» Problem to work on
All lines in the data below carrying the string "ylabel" are to be located and copied.

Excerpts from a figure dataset
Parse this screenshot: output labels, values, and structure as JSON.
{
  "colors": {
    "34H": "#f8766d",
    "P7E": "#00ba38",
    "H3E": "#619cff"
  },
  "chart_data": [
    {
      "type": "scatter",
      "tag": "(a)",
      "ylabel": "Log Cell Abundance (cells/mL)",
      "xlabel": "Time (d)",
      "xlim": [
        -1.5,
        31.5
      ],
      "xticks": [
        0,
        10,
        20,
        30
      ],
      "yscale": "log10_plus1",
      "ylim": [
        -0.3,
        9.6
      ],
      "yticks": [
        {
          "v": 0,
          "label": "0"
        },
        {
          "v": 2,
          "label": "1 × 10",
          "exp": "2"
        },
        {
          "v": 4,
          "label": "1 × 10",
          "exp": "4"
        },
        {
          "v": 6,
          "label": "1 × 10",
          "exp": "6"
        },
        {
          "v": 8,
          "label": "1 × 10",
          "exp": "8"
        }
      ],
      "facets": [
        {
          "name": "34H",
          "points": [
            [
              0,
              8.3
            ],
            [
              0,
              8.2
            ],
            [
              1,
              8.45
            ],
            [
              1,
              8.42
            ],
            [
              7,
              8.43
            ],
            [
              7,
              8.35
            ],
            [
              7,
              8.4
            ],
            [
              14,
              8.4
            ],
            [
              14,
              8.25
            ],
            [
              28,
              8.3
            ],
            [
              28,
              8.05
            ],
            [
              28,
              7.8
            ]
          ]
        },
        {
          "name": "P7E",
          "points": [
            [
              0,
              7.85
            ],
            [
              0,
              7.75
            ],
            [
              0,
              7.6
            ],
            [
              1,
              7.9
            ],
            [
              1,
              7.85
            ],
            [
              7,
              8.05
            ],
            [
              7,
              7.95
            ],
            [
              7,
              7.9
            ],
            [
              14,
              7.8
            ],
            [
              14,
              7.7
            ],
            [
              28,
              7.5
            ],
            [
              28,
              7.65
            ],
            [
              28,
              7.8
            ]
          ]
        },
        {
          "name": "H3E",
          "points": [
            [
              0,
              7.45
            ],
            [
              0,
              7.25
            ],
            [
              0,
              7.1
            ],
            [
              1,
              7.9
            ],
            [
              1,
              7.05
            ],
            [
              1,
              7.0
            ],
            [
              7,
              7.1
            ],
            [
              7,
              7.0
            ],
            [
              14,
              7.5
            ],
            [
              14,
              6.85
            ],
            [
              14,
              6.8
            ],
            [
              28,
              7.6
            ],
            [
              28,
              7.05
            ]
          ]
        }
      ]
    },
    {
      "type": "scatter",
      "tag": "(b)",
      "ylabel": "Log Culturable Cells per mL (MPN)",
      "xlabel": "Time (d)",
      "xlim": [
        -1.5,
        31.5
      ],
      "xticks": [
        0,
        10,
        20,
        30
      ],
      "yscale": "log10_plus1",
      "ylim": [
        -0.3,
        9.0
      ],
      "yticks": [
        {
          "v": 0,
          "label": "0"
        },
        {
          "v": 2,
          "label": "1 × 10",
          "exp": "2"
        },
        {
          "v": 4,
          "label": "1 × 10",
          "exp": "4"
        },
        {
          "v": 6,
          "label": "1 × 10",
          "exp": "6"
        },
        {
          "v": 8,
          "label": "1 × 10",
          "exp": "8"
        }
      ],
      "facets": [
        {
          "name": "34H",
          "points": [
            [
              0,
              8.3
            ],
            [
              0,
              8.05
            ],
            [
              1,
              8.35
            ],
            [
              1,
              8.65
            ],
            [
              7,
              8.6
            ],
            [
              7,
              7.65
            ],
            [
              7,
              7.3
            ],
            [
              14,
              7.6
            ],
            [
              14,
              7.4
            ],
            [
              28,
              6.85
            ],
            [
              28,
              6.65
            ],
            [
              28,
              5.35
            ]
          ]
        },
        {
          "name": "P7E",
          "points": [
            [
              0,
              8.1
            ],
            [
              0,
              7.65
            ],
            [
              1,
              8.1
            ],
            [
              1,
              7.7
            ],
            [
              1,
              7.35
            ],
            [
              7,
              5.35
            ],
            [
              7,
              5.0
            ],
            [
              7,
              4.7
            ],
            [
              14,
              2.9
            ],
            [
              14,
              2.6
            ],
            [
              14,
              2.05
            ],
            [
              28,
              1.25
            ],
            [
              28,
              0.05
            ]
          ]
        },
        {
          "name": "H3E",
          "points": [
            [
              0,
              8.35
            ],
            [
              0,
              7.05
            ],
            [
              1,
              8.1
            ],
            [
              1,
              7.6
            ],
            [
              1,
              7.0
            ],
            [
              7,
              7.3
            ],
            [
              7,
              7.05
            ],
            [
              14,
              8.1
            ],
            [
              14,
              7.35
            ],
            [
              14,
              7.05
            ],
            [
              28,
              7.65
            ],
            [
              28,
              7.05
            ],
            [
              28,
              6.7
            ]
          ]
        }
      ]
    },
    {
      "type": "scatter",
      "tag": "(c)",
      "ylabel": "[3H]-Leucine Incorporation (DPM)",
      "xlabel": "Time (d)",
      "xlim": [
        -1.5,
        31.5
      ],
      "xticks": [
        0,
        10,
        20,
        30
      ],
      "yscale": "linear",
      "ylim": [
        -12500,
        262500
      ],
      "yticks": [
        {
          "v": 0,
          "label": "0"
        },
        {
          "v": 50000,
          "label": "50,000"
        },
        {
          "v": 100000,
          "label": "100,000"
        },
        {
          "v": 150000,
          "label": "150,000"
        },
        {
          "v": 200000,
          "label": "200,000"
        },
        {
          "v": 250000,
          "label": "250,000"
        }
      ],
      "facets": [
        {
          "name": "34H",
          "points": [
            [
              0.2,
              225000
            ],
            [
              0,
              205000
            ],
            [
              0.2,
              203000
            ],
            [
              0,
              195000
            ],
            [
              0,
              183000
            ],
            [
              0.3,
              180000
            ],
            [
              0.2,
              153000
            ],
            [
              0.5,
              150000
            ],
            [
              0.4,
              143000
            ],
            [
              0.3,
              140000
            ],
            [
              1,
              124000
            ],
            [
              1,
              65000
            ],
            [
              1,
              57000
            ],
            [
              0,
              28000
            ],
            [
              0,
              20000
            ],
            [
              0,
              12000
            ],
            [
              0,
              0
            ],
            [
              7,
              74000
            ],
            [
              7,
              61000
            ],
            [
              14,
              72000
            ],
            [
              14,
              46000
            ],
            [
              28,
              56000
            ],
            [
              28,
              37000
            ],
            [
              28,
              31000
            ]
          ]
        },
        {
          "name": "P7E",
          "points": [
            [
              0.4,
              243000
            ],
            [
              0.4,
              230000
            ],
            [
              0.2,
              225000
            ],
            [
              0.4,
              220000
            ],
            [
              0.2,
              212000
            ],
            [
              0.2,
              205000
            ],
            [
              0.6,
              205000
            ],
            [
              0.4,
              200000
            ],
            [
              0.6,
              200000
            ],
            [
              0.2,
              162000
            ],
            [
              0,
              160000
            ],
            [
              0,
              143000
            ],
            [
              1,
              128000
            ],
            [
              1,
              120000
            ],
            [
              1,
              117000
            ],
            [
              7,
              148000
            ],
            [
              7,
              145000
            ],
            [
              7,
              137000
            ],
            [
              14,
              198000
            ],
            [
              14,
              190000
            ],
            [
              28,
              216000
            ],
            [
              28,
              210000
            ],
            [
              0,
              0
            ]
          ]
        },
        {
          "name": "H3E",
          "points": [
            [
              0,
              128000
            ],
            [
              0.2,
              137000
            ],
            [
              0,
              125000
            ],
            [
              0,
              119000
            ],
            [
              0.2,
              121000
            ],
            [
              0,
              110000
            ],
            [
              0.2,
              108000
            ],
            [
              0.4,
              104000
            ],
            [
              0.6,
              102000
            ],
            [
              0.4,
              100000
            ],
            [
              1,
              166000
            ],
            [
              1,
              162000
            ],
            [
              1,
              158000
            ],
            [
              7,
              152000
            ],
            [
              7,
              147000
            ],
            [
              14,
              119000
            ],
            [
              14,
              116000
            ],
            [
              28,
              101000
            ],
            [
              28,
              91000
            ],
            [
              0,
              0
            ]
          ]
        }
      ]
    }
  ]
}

» Result of this task
      "ylabel": "Log Cell Abundance (cells/mL)",
      "ylabel": "Log Culturable Cells per mL (MPN)",
      "ylabel": "[3H]-Leucine Incorporation (DPM)",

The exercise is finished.